Given records:
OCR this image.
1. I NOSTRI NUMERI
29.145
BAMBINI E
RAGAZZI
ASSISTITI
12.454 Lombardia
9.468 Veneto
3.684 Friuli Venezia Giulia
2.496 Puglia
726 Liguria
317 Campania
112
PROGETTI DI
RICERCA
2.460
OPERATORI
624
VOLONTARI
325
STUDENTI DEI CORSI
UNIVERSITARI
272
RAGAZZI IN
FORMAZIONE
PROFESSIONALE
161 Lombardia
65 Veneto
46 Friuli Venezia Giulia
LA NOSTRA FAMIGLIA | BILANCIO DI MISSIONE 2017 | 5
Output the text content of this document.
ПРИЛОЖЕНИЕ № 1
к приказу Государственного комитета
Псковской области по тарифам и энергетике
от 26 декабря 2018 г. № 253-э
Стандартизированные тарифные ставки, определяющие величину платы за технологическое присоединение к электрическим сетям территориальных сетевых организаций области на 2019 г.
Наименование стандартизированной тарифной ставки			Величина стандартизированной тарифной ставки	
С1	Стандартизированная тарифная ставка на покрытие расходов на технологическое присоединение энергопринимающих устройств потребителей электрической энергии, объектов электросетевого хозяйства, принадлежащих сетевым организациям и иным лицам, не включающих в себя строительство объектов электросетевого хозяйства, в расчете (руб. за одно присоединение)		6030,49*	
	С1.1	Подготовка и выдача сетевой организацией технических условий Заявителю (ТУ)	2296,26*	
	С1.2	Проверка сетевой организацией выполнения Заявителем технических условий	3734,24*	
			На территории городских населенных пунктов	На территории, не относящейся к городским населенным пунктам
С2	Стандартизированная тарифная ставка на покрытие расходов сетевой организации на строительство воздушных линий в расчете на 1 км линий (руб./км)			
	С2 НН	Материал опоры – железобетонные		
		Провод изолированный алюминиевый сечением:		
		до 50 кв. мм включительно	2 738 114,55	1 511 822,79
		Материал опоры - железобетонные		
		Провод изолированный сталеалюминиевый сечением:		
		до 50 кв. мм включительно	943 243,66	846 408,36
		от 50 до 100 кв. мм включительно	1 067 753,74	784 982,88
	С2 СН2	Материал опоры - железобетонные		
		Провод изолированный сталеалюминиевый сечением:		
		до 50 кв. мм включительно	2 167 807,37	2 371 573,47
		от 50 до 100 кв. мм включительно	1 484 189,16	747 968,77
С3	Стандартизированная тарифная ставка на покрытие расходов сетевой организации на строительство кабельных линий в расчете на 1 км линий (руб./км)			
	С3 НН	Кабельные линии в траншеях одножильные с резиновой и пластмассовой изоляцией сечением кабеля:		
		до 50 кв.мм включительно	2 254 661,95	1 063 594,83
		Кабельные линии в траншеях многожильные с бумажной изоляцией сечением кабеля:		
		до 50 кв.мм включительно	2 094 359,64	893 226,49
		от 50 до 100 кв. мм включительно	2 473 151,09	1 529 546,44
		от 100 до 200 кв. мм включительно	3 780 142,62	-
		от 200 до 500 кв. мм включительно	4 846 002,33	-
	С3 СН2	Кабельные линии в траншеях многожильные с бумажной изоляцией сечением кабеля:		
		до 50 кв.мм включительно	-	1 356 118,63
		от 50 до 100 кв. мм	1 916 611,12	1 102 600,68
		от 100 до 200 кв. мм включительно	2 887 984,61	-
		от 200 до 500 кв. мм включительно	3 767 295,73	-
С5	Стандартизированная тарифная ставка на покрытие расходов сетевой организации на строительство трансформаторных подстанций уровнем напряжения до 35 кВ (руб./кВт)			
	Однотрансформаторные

What is asked: For the listing above, give the number of lines in which the string "this" occurs, and nothing else.

Complete response: 2